»»
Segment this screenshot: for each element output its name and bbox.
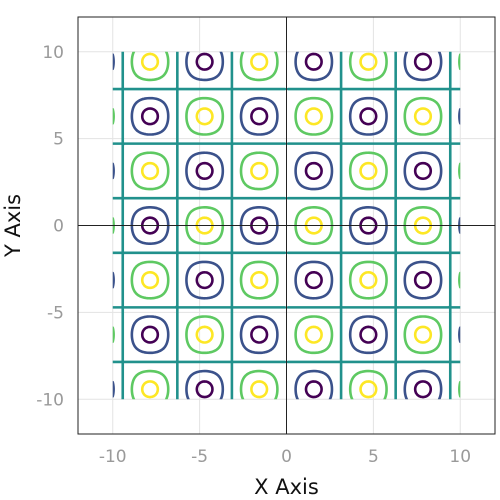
x-tick-label: 10: [449, 447, 471, 467]
contour-level-3: [112, 51, 461, 400]
x-axis-title: X Axis: [254, 475, 319, 499]
x-tick-label: 5: [368, 447, 379, 467]
contour-level-2: [112, 51, 461, 400]
y-tick-label: -5: [47, 303, 64, 323]
y-tick-label: 10: [42, 43, 64, 63]
x-tick-label: -10: [99, 447, 127, 467]
y-tick-labels: -10 -5 0 5 10: [36, 43, 64, 411]
x-tick-labels: -10 -5 0 5 10: [99, 447, 471, 467]
x-tick-label: 0: [281, 447, 292, 467]
y-axis-title: Y Axis: [1, 194, 25, 258]
y-tick-label: 5: [53, 130, 64, 150]
contour-level-4: [140, 52, 433, 399]
contour-level-1: [112, 51, 461, 400]
y-tick-label: 0: [53, 217, 64, 237]
y-tick-label: -10: [36, 390, 64, 410]
contour-lines: [112, 51, 461, 400]
plot-frame: [77, 16, 496, 435]
zero-lines: [78, 17, 495, 434]
contour-level-0: [140, 52, 433, 399]
x-tick-label: -5: [191, 447, 208, 467]
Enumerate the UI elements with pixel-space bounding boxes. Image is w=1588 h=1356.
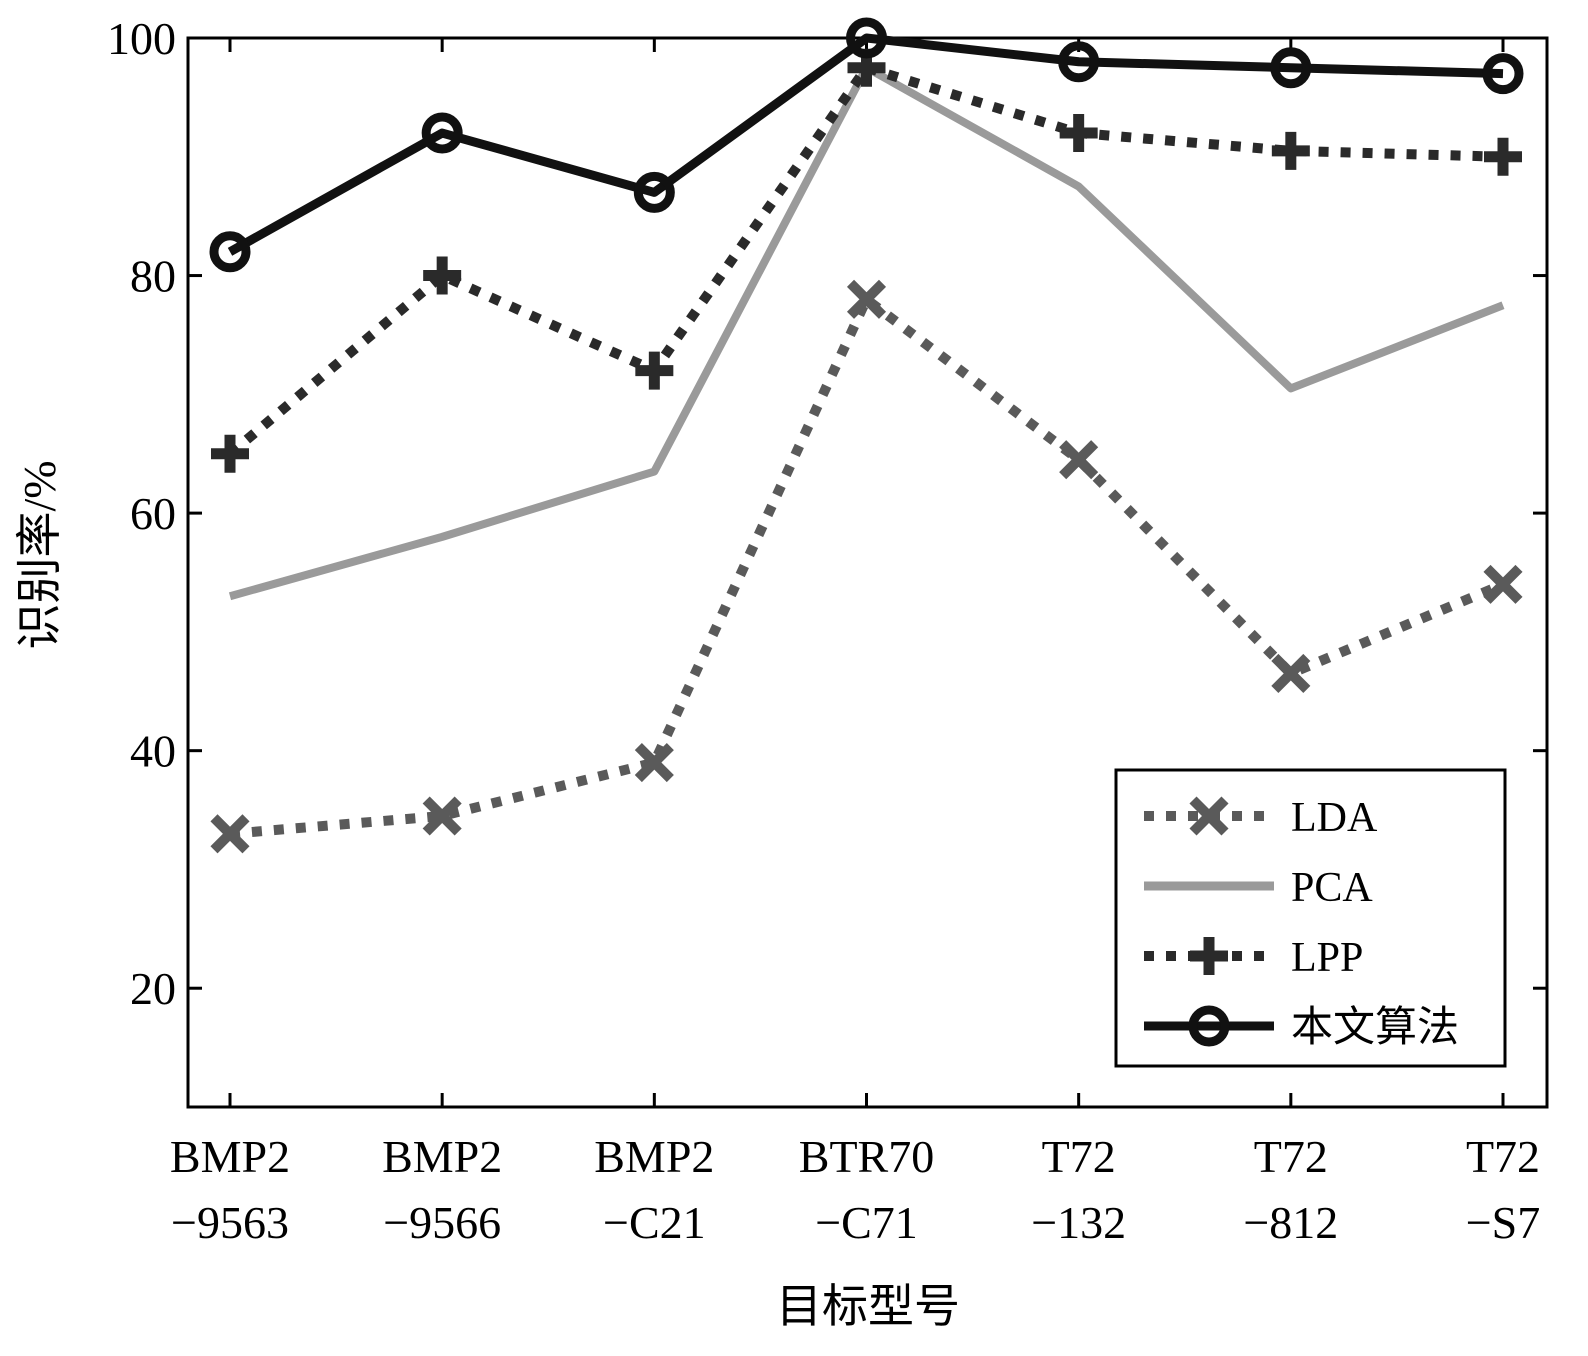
marker-stroke <box>634 743 674 783</box>
y-axis-title: 识别率/% <box>14 460 65 649</box>
data-point <box>1271 653 1311 693</box>
marker-stroke <box>422 796 462 836</box>
data-point <box>846 17 887 59</box>
x-tick-label: BTR70 <box>799 1131 934 1182</box>
legend-label: PCA <box>1291 865 1373 911</box>
data-point <box>1483 564 1523 604</box>
series-line <box>226 62 1504 458</box>
legend-item: LDA <box>1144 795 1378 841</box>
x-tick-label: BMP2 <box>594 1131 714 1182</box>
series-layer <box>209 17 1524 854</box>
legend-item: LPP <box>1144 935 1363 981</box>
legend-marker <box>1190 937 1228 975</box>
legend-label: LPP <box>1291 935 1363 981</box>
data-point <box>209 231 251 273</box>
marker-stroke <box>1059 440 1099 480</box>
data-point <box>633 171 675 213</box>
data-point <box>1058 41 1100 83</box>
data-point <box>846 279 887 319</box>
x-tick-label: T72 <box>1042 1131 1116 1182</box>
y-tick-label: 60 <box>130 488 176 539</box>
series-line <box>227 33 1504 256</box>
legend-item: 本文算法 <box>1144 1004 1459 1051</box>
marker-stroke <box>1483 564 1523 604</box>
marker-stroke <box>210 814 250 854</box>
data-point <box>422 796 462 836</box>
x-tick-label: T72 <box>1466 1131 1540 1182</box>
legend-marker <box>1189 796 1229 836</box>
x-tick-label-line2: −C21 <box>603 1197 706 1248</box>
x-tick-label-line2: −9563 <box>171 1197 289 1248</box>
y-axis: 20 40 60 80 100 <box>107 13 1547 1014</box>
legend-label: LDA <box>1291 795 1378 841</box>
y-tick-label: 80 <box>130 251 176 302</box>
x-tick-label-line2: −S7 <box>1466 1197 1541 1248</box>
data-point <box>634 743 674 783</box>
legend: LDA PCA LPP 本文算法 <box>1114 768 1507 1068</box>
series-LPP <box>211 48 1522 473</box>
x-tick-label-line2: −132 <box>1031 1197 1126 1248</box>
data-point <box>1059 440 1099 480</box>
x-tick-label-line2: −9566 <box>383 1197 501 1248</box>
x-tick-label: T72 <box>1254 1131 1328 1182</box>
marker-stroke <box>1189 796 1229 836</box>
series-本文算法 <box>209 17 1524 273</box>
series-LDA <box>210 279 1523 854</box>
marker-stroke <box>1271 653 1311 693</box>
data-point <box>210 814 250 854</box>
y-tick-label: 40 <box>130 726 176 777</box>
y-tick-label: 100 <box>107 13 176 64</box>
x-tick-label: BMP2 <box>382 1131 502 1182</box>
legend-label: 本文算法 <box>1291 1004 1459 1051</box>
data-point <box>635 351 674 390</box>
data-point <box>1271 131 1310 170</box>
x-tick-label: BMP2 <box>170 1131 290 1182</box>
legend-item: PCA <box>1144 865 1373 911</box>
data-point <box>1270 47 1312 89</box>
legend-marker <box>1188 1005 1230 1047</box>
x-tick-label-line2: −C71 <box>815 1197 918 1248</box>
x-axis-title: 目标型号 <box>776 1281 960 1332</box>
data-point <box>1484 137 1522 176</box>
x-tick-label-line2: −812 <box>1243 1197 1338 1248</box>
data-point <box>421 112 463 154</box>
x-axis: BMP2 −9563 BMP2 −9566 BMP2 −C21 BTR70 −C71 T72 −1… <box>170 38 1540 1248</box>
data-point <box>423 256 462 295</box>
data-point <box>1482 53 1524 95</box>
data-point <box>211 434 249 473</box>
legend-box <box>1114 768 1507 1068</box>
data-point <box>1059 114 1098 153</box>
marker-stroke <box>846 279 887 319</box>
y-tick-label: 20 <box>130 963 176 1014</box>
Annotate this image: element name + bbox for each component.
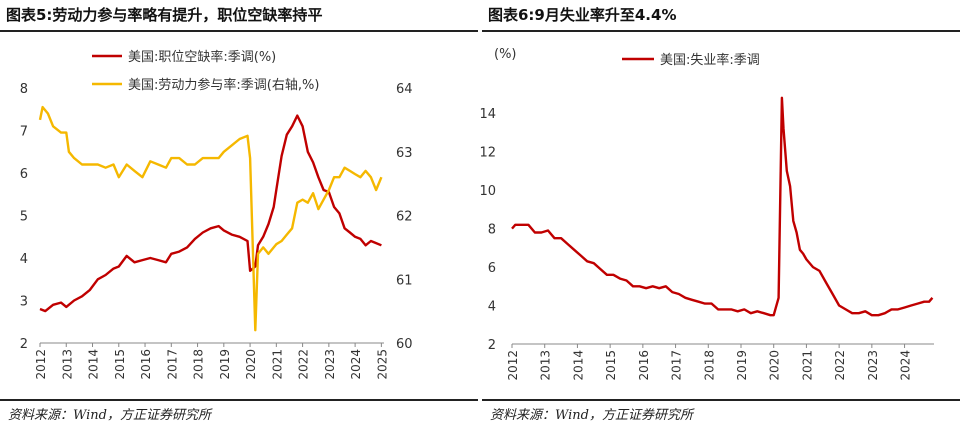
x-tick-label: 2014 <box>87 349 101 380</box>
x-tick-label: 2013 <box>60 349 74 380</box>
x-tick-label: 2017 <box>165 349 179 380</box>
source-divider <box>482 399 960 401</box>
y-tick-label: 3 <box>20 295 28 310</box>
source-note: 资料来源：Wind，方正证券研究所 <box>8 408 211 423</box>
chart-panel-left: 图表5:劳动力参与率略有提升，职位空缺率持平 2 3 4 5 6 7 8 60 61 62 63 64… <box>0 0 478 431</box>
y2-tick-label: 61 <box>396 273 413 288</box>
legend-label: 美国:职位空缺率:季调(%) <box>128 49 276 65</box>
x-tick-label: 2024 <box>899 350 913 381</box>
x-tick-label: 2023 <box>323 349 337 380</box>
chart-title: 图表5:劳动力参与率略有提升，职位空缺率持平 <box>6 6 323 24</box>
x-tick-label: 2020 <box>768 350 782 381</box>
y-tick-label: 6 <box>488 261 496 276</box>
x-tick-label: 2021 <box>270 349 284 380</box>
x-tick-label: 2022 <box>833 350 847 381</box>
x-tick-label: 2020 <box>244 349 258 380</box>
y-tick-label: 7 <box>20 125 28 140</box>
x-tick-label: 2019 <box>218 349 232 380</box>
unit-label: (%) <box>494 47 517 62</box>
chart-title: 图表6:9月失业率升至4.4% <box>488 6 677 24</box>
y-tick-label: 2 <box>20 337 28 352</box>
x-tick-label: 2018 <box>192 349 206 380</box>
y-tick-label: 14 <box>479 107 496 122</box>
y-tick-label: 10 <box>479 184 496 199</box>
x-tick-label: 2021 <box>800 350 814 381</box>
y2-tick-label: 63 <box>396 146 413 161</box>
x-tick-label: 2024 <box>349 349 363 380</box>
series-line <box>511 96 934 317</box>
x-tick-label: 2023 <box>866 350 880 381</box>
y-tick-label: 6 <box>20 167 28 182</box>
legend-label: 美国:失业率:季调 <box>660 52 760 68</box>
x-tick-label: 2018 <box>702 350 716 381</box>
source-note: 资料来源：Wind，方正证券研究所 <box>490 408 693 423</box>
y-tick-label: 2 <box>488 338 496 353</box>
y-tick-label: 8 <box>20 82 28 97</box>
y2-tick-label: 62 <box>396 210 413 225</box>
x-tick-label: 2012 <box>34 349 48 380</box>
x-tick-label: 2014 <box>571 350 585 381</box>
unemployment-rate-chart: (%) 2 4 6 8 10 12 14 2012 2013 2014 2015 2016 2017 201… <box>479 47 934 381</box>
x-tick-label: 2019 <box>735 350 749 381</box>
y-tick-label: 4 <box>488 300 496 315</box>
x-tick-label: 2017 <box>670 350 684 381</box>
source-divider <box>0 399 478 401</box>
x-tick-label: 2012 <box>506 350 520 381</box>
x-tick-label: 2016 <box>637 350 651 381</box>
y2-tick-label: 60 <box>396 337 413 352</box>
y-tick-label: 8 <box>488 223 496 238</box>
series-line <box>38 105 383 332</box>
y-tick-label: 12 <box>479 146 496 161</box>
chart-panel-right: 图表6:9月失业率升至4.4% (%) 2 4 6 8 10 12 14 2012 2013 201… <box>479 0 960 431</box>
x-tick-label: 2022 <box>297 349 311 380</box>
y-tick-label: 5 <box>20 210 28 225</box>
title-divider <box>482 30 960 32</box>
y-tick-label: 4 <box>20 252 28 267</box>
x-tick-label: 2016 <box>139 349 153 380</box>
x-tick-label: 2025 <box>375 349 389 380</box>
labor-market-chart: 2 3 4 5 6 7 8 60 61 62 63 64 2012 2013 2014 2015 2016 201… <box>20 49 413 380</box>
series-line <box>39 114 382 313</box>
title-divider <box>0 30 478 32</box>
x-tick-label: 2015 <box>113 349 127 380</box>
legend-label: 美国:劳动力参与率:季调(右轴,%) <box>128 77 319 93</box>
x-tick-label: 2013 <box>539 350 553 381</box>
y2-tick-label: 64 <box>396 82 413 97</box>
x-tick-label: 2015 <box>604 350 618 381</box>
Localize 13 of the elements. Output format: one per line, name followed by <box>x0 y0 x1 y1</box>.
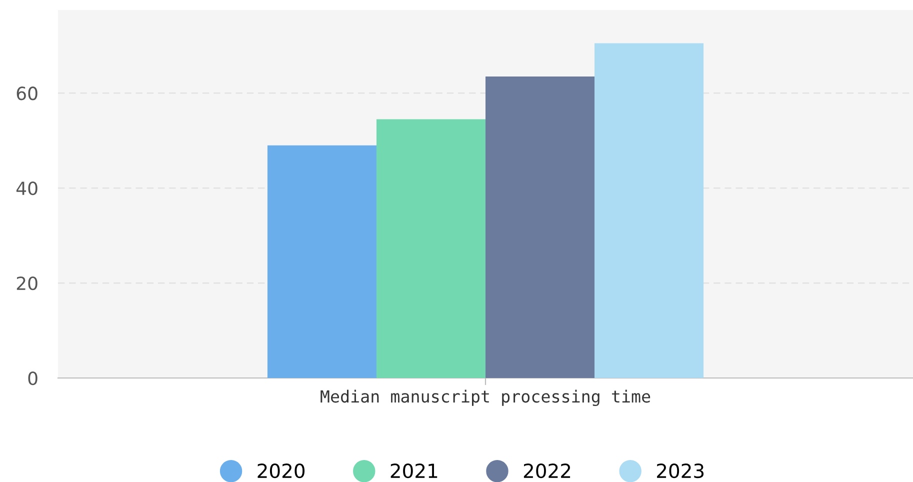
y-tick-label: 20 <box>16 276 38 290</box>
y-tick-label: 40 <box>16 182 38 196</box>
y-tick-label: 60 <box>16 86 38 100</box>
bar <box>486 76 595 378</box>
legend-label: 2020 <box>258 463 305 478</box>
bar <box>376 119 486 378</box>
legend-label: 2022 <box>524 463 570 478</box>
bar <box>594 43 704 378</box>
legend-label: 2021 <box>390 463 438 478</box>
legend-label: 2023 <box>657 463 704 478</box>
y-tick-label: 0 <box>28 371 38 386</box>
bar <box>267 145 376 378</box>
x-tick-label: Median manuscript processing time <box>320 390 650 406</box>
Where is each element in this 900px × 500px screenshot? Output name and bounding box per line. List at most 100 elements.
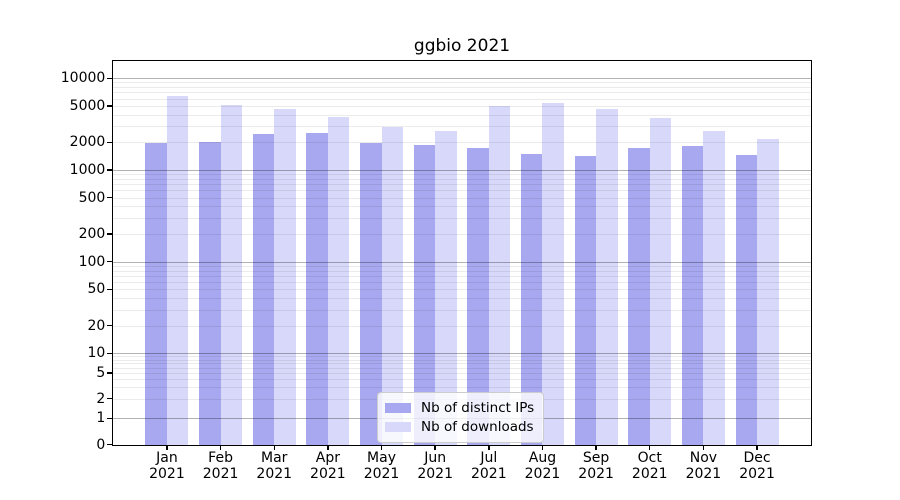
««
Rewrite the items from the start through the line containing "Enumerate the UI", both ends included, replacing "plot-frame" with "plot-area" and leaving everything else the same. Leave out the pictures.

> _Exercise solution_
Segment this screenshot: for each element output its name and bbox.
x-tick-label: 10: [449, 447, 471, 467]
contour-level-3: [112, 51, 461, 400]
x-axis-title: X Axis: [254, 475, 319, 499]
x-tick-label: 5: [368, 447, 379, 467]
contour-level-2: [112, 51, 461, 400]
y-tick-label: -5: [47, 303, 64, 323]
y-tick-label: 10: [42, 43, 64, 63]
x-tick-label: -10: [99, 447, 127, 467]
y-tick-labels: -10 -5 0 5 10: [36, 43, 64, 411]
x-tick-labels: -10 -5 0 5 10: [99, 447, 471, 467]
x-tick-label: 0: [281, 447, 292, 467]
y-axis-title: Y Axis: [1, 194, 25, 258]
y-tick-label: 5: [53, 130, 64, 150]
contour-level-4: [140, 52, 433, 399]
contour-level-1: [112, 51, 461, 400]
y-tick-label: 0: [53, 217, 64, 237]
y-tick-label: -10: [36, 390, 64, 410]
contour-lines: [112, 51, 461, 400]
plot-area: [77, 16, 496, 435]
zero-lines: [78, 17, 495, 434]
contour-level-0: [140, 52, 433, 399]
x-tick-label: -5: [191, 447, 208, 467]
Enumerate the UI elements with pixel-space bounding boxes. Image is w=1588 h=1356.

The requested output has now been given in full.